(Data entries)
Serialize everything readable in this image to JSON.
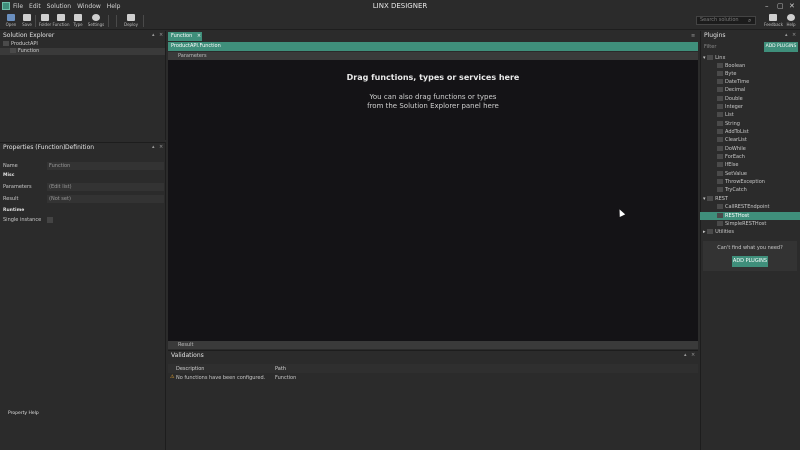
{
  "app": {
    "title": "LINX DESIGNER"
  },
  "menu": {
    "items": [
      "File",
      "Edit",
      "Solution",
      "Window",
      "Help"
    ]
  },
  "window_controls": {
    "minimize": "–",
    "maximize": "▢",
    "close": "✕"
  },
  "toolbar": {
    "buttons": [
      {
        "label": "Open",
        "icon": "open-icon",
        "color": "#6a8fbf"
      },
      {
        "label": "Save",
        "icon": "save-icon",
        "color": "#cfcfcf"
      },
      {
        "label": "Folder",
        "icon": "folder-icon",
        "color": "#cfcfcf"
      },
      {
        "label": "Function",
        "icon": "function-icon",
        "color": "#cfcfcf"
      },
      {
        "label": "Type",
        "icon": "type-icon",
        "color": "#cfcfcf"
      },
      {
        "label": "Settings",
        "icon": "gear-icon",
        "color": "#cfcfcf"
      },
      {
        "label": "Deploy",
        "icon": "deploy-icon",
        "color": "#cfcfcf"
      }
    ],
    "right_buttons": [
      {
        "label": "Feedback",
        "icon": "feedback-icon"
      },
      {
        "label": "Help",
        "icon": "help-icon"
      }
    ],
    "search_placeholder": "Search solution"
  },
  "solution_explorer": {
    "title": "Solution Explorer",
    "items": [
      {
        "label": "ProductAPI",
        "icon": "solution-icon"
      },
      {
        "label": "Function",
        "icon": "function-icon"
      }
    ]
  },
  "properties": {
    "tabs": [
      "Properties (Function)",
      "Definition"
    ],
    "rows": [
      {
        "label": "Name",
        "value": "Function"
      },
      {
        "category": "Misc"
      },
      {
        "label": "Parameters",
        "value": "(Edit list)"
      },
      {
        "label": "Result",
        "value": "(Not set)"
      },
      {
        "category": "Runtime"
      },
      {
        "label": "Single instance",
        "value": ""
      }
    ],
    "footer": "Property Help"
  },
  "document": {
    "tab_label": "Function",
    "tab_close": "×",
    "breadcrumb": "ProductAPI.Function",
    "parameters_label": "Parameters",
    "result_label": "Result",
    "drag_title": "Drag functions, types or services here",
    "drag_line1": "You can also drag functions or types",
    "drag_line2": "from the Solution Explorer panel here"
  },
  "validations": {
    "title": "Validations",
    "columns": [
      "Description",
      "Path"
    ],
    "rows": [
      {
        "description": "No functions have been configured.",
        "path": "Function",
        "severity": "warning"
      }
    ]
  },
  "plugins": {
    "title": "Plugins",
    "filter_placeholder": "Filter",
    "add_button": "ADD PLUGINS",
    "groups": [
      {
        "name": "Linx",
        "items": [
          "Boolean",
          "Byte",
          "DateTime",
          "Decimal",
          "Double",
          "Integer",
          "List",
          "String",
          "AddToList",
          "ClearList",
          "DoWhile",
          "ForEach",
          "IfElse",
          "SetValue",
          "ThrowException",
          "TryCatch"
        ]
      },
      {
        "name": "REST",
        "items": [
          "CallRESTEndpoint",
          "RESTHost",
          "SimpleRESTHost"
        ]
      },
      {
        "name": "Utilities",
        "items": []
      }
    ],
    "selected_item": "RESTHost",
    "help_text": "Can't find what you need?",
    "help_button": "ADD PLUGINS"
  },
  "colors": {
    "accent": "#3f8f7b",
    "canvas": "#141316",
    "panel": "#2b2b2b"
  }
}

--

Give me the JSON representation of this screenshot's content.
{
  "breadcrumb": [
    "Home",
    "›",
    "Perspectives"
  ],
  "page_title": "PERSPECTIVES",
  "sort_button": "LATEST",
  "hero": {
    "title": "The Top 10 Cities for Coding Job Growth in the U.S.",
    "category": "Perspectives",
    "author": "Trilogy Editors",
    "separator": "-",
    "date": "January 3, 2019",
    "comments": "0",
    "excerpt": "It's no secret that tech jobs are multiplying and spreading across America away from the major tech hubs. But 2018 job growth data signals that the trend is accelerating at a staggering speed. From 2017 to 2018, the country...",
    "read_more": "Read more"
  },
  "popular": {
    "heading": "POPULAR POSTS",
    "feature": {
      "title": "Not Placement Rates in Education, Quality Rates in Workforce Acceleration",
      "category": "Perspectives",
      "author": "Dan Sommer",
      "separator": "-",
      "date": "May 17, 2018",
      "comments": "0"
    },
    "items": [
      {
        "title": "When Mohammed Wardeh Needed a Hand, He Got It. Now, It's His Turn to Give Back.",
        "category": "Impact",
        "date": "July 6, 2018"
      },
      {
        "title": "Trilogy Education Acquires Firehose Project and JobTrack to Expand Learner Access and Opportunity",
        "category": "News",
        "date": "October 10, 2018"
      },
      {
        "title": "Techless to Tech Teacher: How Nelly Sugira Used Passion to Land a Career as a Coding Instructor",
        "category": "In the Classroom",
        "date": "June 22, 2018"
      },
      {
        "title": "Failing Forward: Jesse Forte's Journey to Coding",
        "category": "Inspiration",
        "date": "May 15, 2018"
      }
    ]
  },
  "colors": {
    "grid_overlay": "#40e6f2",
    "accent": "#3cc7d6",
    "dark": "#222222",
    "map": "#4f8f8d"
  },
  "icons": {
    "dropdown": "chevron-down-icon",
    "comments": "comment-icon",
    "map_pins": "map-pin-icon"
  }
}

- _DIRECTION_: Look through the material above and pick out each line holding the word "JSON".

- _EXERCISE OUTPUT_:
Serialize everything readable in this image to JSON.
Give me the JSON representation of this screenshot's content.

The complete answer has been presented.